Direction: Check each line of the material below for the string "Options", then report how many lines have it, and nothing else.

Entries supplied:
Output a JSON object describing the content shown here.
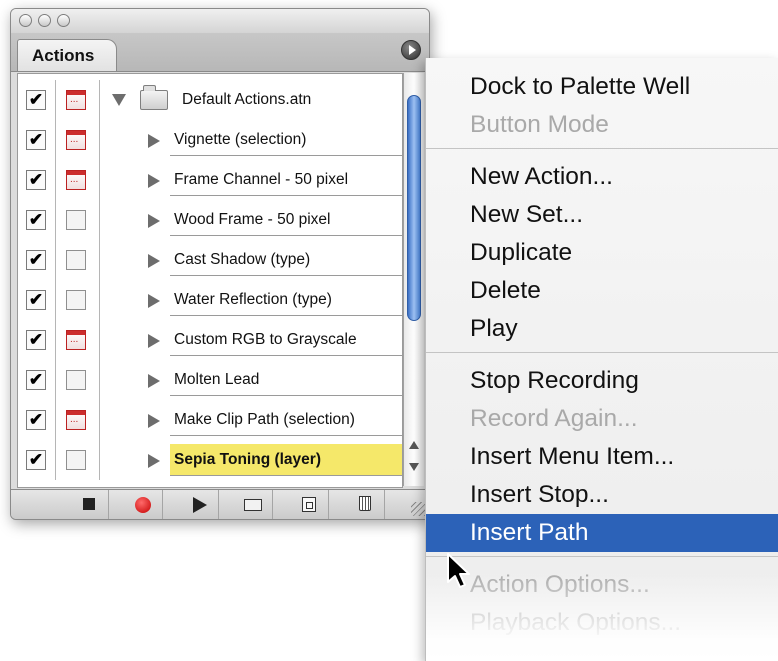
{
  "palette": {
    "tab_label": "Actions",
    "set": {
      "name": "Default Actions.atn",
      "checked": true,
      "dialog": true
    },
    "actions": [
      {
        "name": "Vignette (selection)",
        "checked": true,
        "dialog": true
      },
      {
        "name": "Frame Channel - 50 pixel",
        "checked": true,
        "dialog": true
      },
      {
        "name": "Wood Frame - 50 pixel",
        "checked": true,
        "dialog": false
      },
      {
        "name": "Cast Shadow (type)",
        "checked": true,
        "dialog": false
      },
      {
        "name": "Water Reflection (type)",
        "checked": true,
        "dialog": false
      },
      {
        "name": "Custom RGB to Grayscale",
        "checked": true,
        "dialog": true
      },
      {
        "name": "Molten Lead",
        "checked": true,
        "dialog": false
      },
      {
        "name": "Make Clip Path (selection)",
        "checked": true,
        "dialog": true
      },
      {
        "name": "Sepia Toning (layer)",
        "checked": true,
        "dialog": false,
        "selected": true
      }
    ],
    "toolbar": [
      "stop-icon",
      "record-icon",
      "play-icon",
      "new-set-icon",
      "new-action-icon",
      "trash-icon"
    ]
  },
  "menu": {
    "items": [
      {
        "label": "Dock to Palette Well",
        "enabled": true
      },
      {
        "label": "Button Mode",
        "enabled": false
      },
      {
        "label": "New Action...",
        "enabled": true
      },
      {
        "label": "New Set...",
        "enabled": true
      },
      {
        "label": "Duplicate",
        "enabled": true
      },
      {
        "label": "Delete",
        "enabled": true
      },
      {
        "label": "Play",
        "enabled": true
      },
      {
        "label": "Stop Recording",
        "enabled": true
      },
      {
        "label": "Record Again...",
        "enabled": false
      },
      {
        "label": "Insert Menu Item...",
        "enabled": true
      },
      {
        "label": "Insert Stop...",
        "enabled": true
      },
      {
        "label": "Insert Path",
        "enabled": true,
        "highlighted": true
      },
      {
        "label": "Action Options...",
        "enabled": false
      },
      {
        "label": "Playback Options...",
        "enabled": false
      }
    ]
  },
  "colors": {
    "selection_yellow": "#f5e86a",
    "menu_highlight": "#2c62b8",
    "scroll_thumb": "#4a82d6",
    "dialog_red": "#cc2d2d"
  }
}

Exercise response: 2